§ **TASK TO CARRY OUT**
Without the images, output each record below as it stands.

-- BEGIN TASK INPUT --

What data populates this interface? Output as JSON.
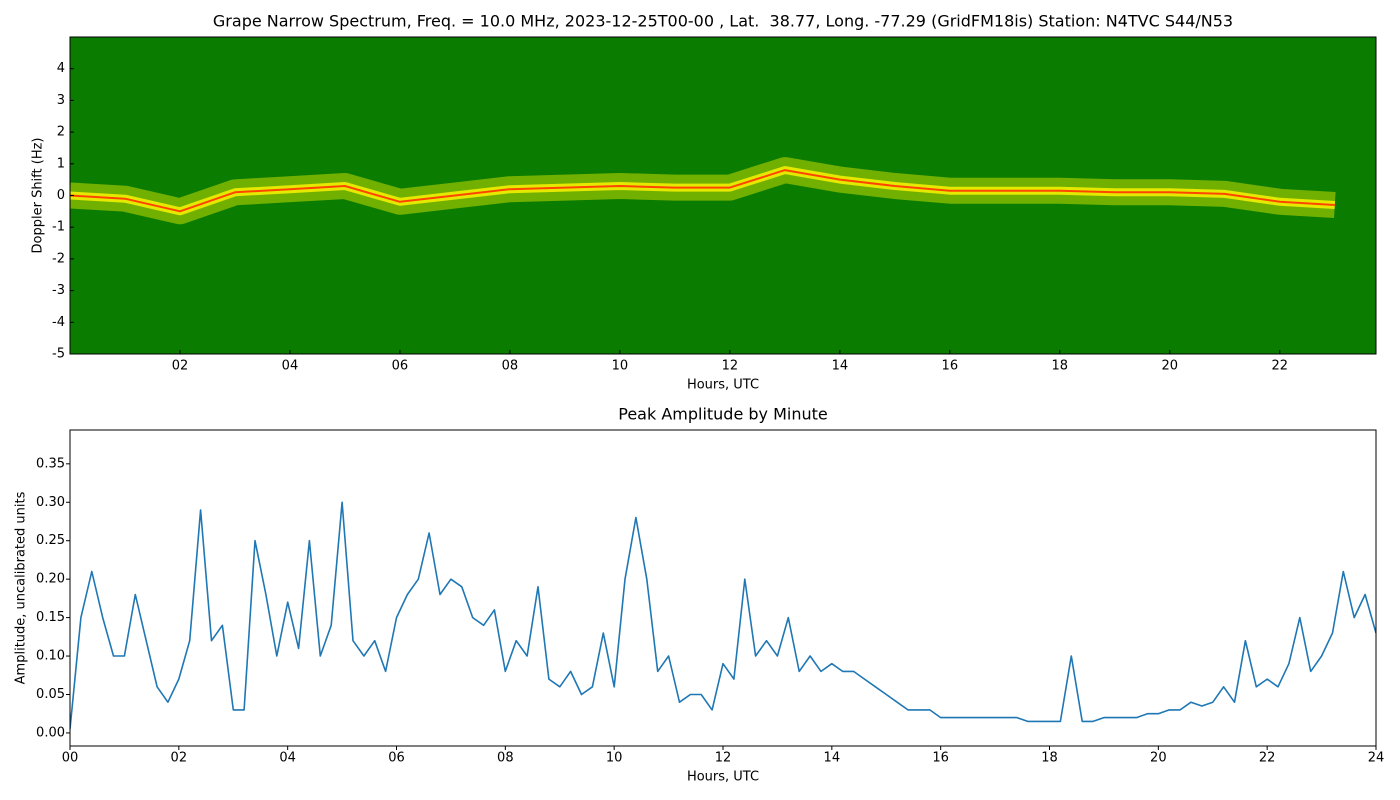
{
  "chart_data": [
    {
      "type": "spectrogram",
      "title": "Grape Narrow Spectrum, Freq. = 10.0 MHz, 2023-12-25T00-00 , Lat.  38.77, Long. -77.29 (GridFM18is) Station: N4TVC S44/N53",
      "x_label": "Hours, UTC",
      "y_label": "Doppler Shift (Hz)",
      "xlim": [
        0,
        23.75
      ],
      "ylim": [
        -5,
        5
      ],
      "xticks": [
        {
          "value": 2,
          "label": "02"
        },
        {
          "value": 4,
          "label": "04"
        },
        {
          "value": 6,
          "label": "06"
        },
        {
          "value": 8,
          "label": "08"
        },
        10,
        12,
        14,
        16,
        18,
        20,
        22
      ],
      "yticks": [
        -5,
        -4,
        -3,
        -2,
        -1,
        0,
        1,
        2,
        3,
        4
      ],
      "background_color": "#0a7d00",
      "band_color": "#f2f000",
      "color": "#ff4500",
      "x": [
        0,
        1,
        2,
        3,
        4,
        5,
        6,
        7,
        8,
        9,
        10,
        11,
        12,
        13,
        14,
        15,
        16,
        17,
        18,
        19,
        20,
        21,
        22,
        23
      ],
      "values": [
        0,
        -0.1,
        -0.5,
        0.1,
        0.2,
        0.3,
        -0.2,
        0,
        0.2,
        0.25,
        0.3,
        0.25,
        0.25,
        0.8,
        0.5,
        0.3,
        0.15,
        0.15,
        0.15,
        0.1,
        0.1,
        0.05,
        -0.2,
        -0.3
      ]
    },
    {
      "type": "line",
      "title": "Peak Amplitude by Minute",
      "x_label": "Hours, UTC",
      "y_label": "Amplitude, uncalibrated units",
      "xlim": [
        0,
        24
      ],
      "ylim": [
        -0.017,
        0.394
      ],
      "xticks": [
        {
          "value": 0,
          "label": "00"
        },
        {
          "value": 2,
          "label": "02"
        },
        {
          "value": 4,
          "label": "04"
        },
        {
          "value": 6,
          "label": "06"
        },
        {
          "value": 8,
          "label": "08"
        },
        10,
        12,
        14,
        16,
        18,
        20,
        22,
        24
      ],
      "yticks": [
        {
          "value": 0,
          "label": "0.00"
        },
        {
          "value": 0.05,
          "label": "0.05"
        },
        {
          "value": 0.1,
          "label": "0.10"
        },
        {
          "value": 0.15,
          "label": "0.15"
        },
        {
          "value": 0.2,
          "label": "0.20"
        },
        {
          "value": 0.25,
          "label": "0.25"
        },
        {
          "value": 0.3,
          "label": "0.30"
        },
        {
          "value": 0.35,
          "label": "0.35"
        }
      ],
      "color": "#1f77b4",
      "x": [
        0,
        0.2,
        0.4,
        0.6,
        0.8,
        1,
        1.2,
        1.4,
        1.6,
        1.8,
        2,
        2.2,
        2.4,
        2.6,
        2.8,
        3,
        3.2,
        3.4,
        3.6,
        3.8,
        4,
        4.2,
        4.4,
        4.6,
        4.8,
        5,
        5.2,
        5.4,
        5.6,
        5.8,
        6,
        6.2,
        6.4,
        6.6,
        6.8,
        7,
        7.2,
        7.4,
        7.6,
        7.8,
        8,
        8.2,
        8.4,
        8.6,
        8.8,
        9,
        9.2,
        9.4,
        9.6,
        9.8,
        10,
        10.2,
        10.4,
        10.6,
        10.8,
        11,
        11.2,
        11.4,
        11.6,
        11.8,
        12,
        12.2,
        12.4,
        12.6,
        12.8,
        13,
        13.2,
        13.4,
        13.6,
        13.8,
        14,
        14.2,
        14.4,
        14.6,
        14.8,
        15,
        15.2,
        15.4,
        15.6,
        15.8,
        16,
        16.2,
        16.4,
        16.6,
        16.8,
        17,
        17.2,
        17.4,
        17.6,
        17.8,
        18,
        18.2,
        18.4,
        18.6,
        18.8,
        19,
        19.2,
        19.4,
        19.6,
        19.8,
        20,
        20.2,
        20.4,
        20.6,
        20.8,
        21,
        21.2,
        21.4,
        21.6,
        21.8,
        22,
        22.2,
        22.4,
        22.6,
        22.8,
        23,
        23.2,
        23.4,
        23.6,
        23.8,
        24
      ],
      "values": [
        0.005,
        0.15,
        0.21,
        0.15,
        0.1,
        0.1,
        0.18,
        0.12,
        0.06,
        0.04,
        0.07,
        0.12,
        0.29,
        0.12,
        0.14,
        0.03,
        0.03,
        0.25,
        0.18,
        0.1,
        0.17,
        0.11,
        0.25,
        0.1,
        0.14,
        0.3,
        0.12,
        0.1,
        0.12,
        0.08,
        0.15,
        0.18,
        0.2,
        0.26,
        0.18,
        0.2,
        0.19,
        0.15,
        0.14,
        0.16,
        0.08,
        0.12,
        0.1,
        0.19,
        0.07,
        0.06,
        0.08,
        0.05,
        0.06,
        0.13,
        0.06,
        0.2,
        0.28,
        0.2,
        0.08,
        0.1,
        0.04,
        0.05,
        0.05,
        0.03,
        0.09,
        0.07,
        0.2,
        0.1,
        0.12,
        0.1,
        0.15,
        0.08,
        0.1,
        0.08,
        0.09,
        0.08,
        0.08,
        0.07,
        0.06,
        0.05,
        0.04,
        0.03,
        0.03,
        0.03,
        0.02,
        0.02,
        0.02,
        0.02,
        0.02,
        0.02,
        0.02,
        0.02,
        0.015,
        0.015,
        0.015,
        0.015,
        0.1,
        0.015,
        0.015,
        0.02,
        0.02,
        0.02,
        0.02,
        0.025,
        0.025,
        0.03,
        0.03,
        0.04,
        0.035,
        0.04,
        0.06,
        0.04,
        0.12,
        0.06,
        0.07,
        0.06,
        0.09,
        0.15,
        0.08,
        0.1,
        0.13,
        0.21,
        0.15,
        0.18,
        0.13
      ]
    }
  ]
}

-- END TASK INPUT --

§ **SOLUTION BELOW**
What data populates this interface? Output as JSON.
{
  "chart_data": [
    {
      "type": "spectrogram",
      "title": "Grape Narrow Spectrum, Freq. = 10.0 MHz, 2023-12-25T00-00 , Lat.  38.77, Long. -77.29 (GridFM18is) Station: N4TVC S44/N53",
      "x_label": "Hours, UTC",
      "y_label": "Doppler Shift (Hz)",
      "xlim": [
        0,
        23.75
      ],
      "ylim": [
        -5,
        5
      ],
      "xticks": [
        {
          "value": 2,
          "label": "02"
        },
        {
          "value": 4,
          "label": "04"
        },
        {
          "value": 6,
          "label": "06"
        },
        {
          "value": 8,
          "label": "08"
        },
        10,
        12,
        14,
        16,
        18,
        20,
        22
      ],
      "yticks": [
        -5,
        -4,
        -3,
        -2,
        -1,
        0,
        1,
        2,
        3,
        4
      ],
      "background_color": "#0a7d00",
      "band_color": "#f2f000",
      "color": "#ff4500",
      "x": [
        0,
        1,
        2,
        3,
        4,
        5,
        6,
        7,
        8,
        9,
        10,
        11,
        12,
        13,
        14,
        15,
        16,
        17,
        18,
        19,
        20,
        21,
        22,
        23
      ],
      "values": [
        0,
        -0.1,
        -0.5,
        0.1,
        0.2,
        0.3,
        -0.2,
        0,
        0.2,
        0.25,
        0.3,
        0.25,
        0.25,
        0.8,
        0.5,
        0.3,
        0.15,
        0.15,
        0.15,
        0.1,
        0.1,
        0.05,
        -0.2,
        -0.3
      ]
    },
    {
      "type": "line",
      "title": "Peak Amplitude by Minute",
      "x_label": "Hours, UTC",
      "y_label": "Amplitude, uncalibrated units",
      "xlim": [
        0,
        24
      ],
      "ylim": [
        -0.017,
        0.394
      ],
      "xticks": [
        {
          "value": 0,
          "label": "00"
        },
        {
          "value": 2,
          "label": "02"
        },
        {
          "value": 4,
          "label": "04"
        },
        {
          "value": 6,
          "label": "06"
        },
        {
          "value": 8,
          "label": "08"
        },
        10,
        12,
        14,
        16,
        18,
        20,
        22,
        24
      ],
      "yticks": [
        {
          "value": 0,
          "label": "0.00"
        },
        {
          "value": 0.05,
          "label": "0.05"
        },
        {
          "value": 0.1,
          "label": "0.10"
        },
        {
          "value": 0.15,
          "label": "0.15"
        },
        {
          "value": 0.2,
          "label": "0.20"
        },
        {
          "value": 0.25,
          "label": "0.25"
        },
        {
          "value": 0.3,
          "label": "0.30"
        },
        {
          "value": 0.35,
          "label": "0.35"
        }
      ],
      "color": "#1f77b4",
      "x": [
        0,
        0.2,
        0.4,
        0.6,
        0.8,
        1,
        1.2,
        1.4,
        1.6,
        1.8,
        2,
        2.2,
        2.4,
        2.6,
        2.8,
        3,
        3.2,
        3.4,
        3.6,
        3.8,
        4,
        4.2,
        4.4,
        4.6,
        4.8,
        5,
        5.2,
        5.4,
        5.6,
        5.8,
        6,
        6.2,
        6.4,
        6.6,
        6.8,
        7,
        7.2,
        7.4,
        7.6,
        7.8,
        8,
        8.2,
        8.4,
        8.6,
        8.8,
        9,
        9.2,
        9.4,
        9.6,
        9.8,
        10,
        10.2,
        10.4,
        10.6,
        10.8,
        11,
        11.2,
        11.4,
        11.6,
        11.8,
        12,
        12.2,
        12.4,
        12.6,
        12.8,
        13,
        13.2,
        13.4,
        13.6,
        13.8,
        14,
        14.2,
        14.4,
        14.6,
        14.8,
        15,
        15.2,
        15.4,
        15.6,
        15.8,
        16,
        16.2,
        16.4,
        16.6,
        16.8,
        17,
        17.2,
        17.4,
        17.6,
        17.8,
        18,
        18.2,
        18.4,
        18.6,
        18.8,
        19,
        19.2,
        19.4,
        19.6,
        19.8,
        20,
        20.2,
        20.4,
        20.6,
        20.8,
        21,
        21.2,
        21.4,
        21.6,
        21.8,
        22,
        22.2,
        22.4,
        22.6,
        22.8,
        23,
        23.2,
        23.4,
        23.6,
        23.8,
        24
      ],
      "values": [
        0.005,
        0.15,
        0.21,
        0.15,
        0.1,
        0.1,
        0.18,
        0.12,
        0.06,
        0.04,
        0.07,
        0.12,
        0.29,
        0.12,
        0.14,
        0.03,
        0.03,
        0.25,
        0.18,
        0.1,
        0.17,
        0.11,
        0.25,
        0.1,
        0.14,
        0.3,
        0.12,
        0.1,
        0.12,
        0.08,
        0.15,
        0.18,
        0.2,
        0.26,
        0.18,
        0.2,
        0.19,
        0.15,
        0.14,
        0.16,
        0.08,
        0.12,
        0.1,
        0.19,
        0.07,
        0.06,
        0.08,
        0.05,
        0.06,
        0.13,
        0.06,
        0.2,
        0.28,
        0.2,
        0.08,
        0.1,
        0.04,
        0.05,
        0.05,
        0.03,
        0.09,
        0.07,
        0.2,
        0.1,
        0.12,
        0.1,
        0.15,
        0.08,
        0.1,
        0.08,
        0.09,
        0.08,
        0.08,
        0.07,
        0.06,
        0.05,
        0.04,
        0.03,
        0.03,
        0.03,
        0.02,
        0.02,
        0.02,
        0.02,
        0.02,
        0.02,
        0.02,
        0.02,
        0.015,
        0.015,
        0.015,
        0.015,
        0.1,
        0.015,
        0.015,
        0.02,
        0.02,
        0.02,
        0.02,
        0.025,
        0.025,
        0.03,
        0.03,
        0.04,
        0.035,
        0.04,
        0.06,
        0.04,
        0.12,
        0.06,
        0.07,
        0.06,
        0.09,
        0.15,
        0.08,
        0.1,
        0.13,
        0.21,
        0.15,
        0.18,
        0.13
      ]
    }
  ]
}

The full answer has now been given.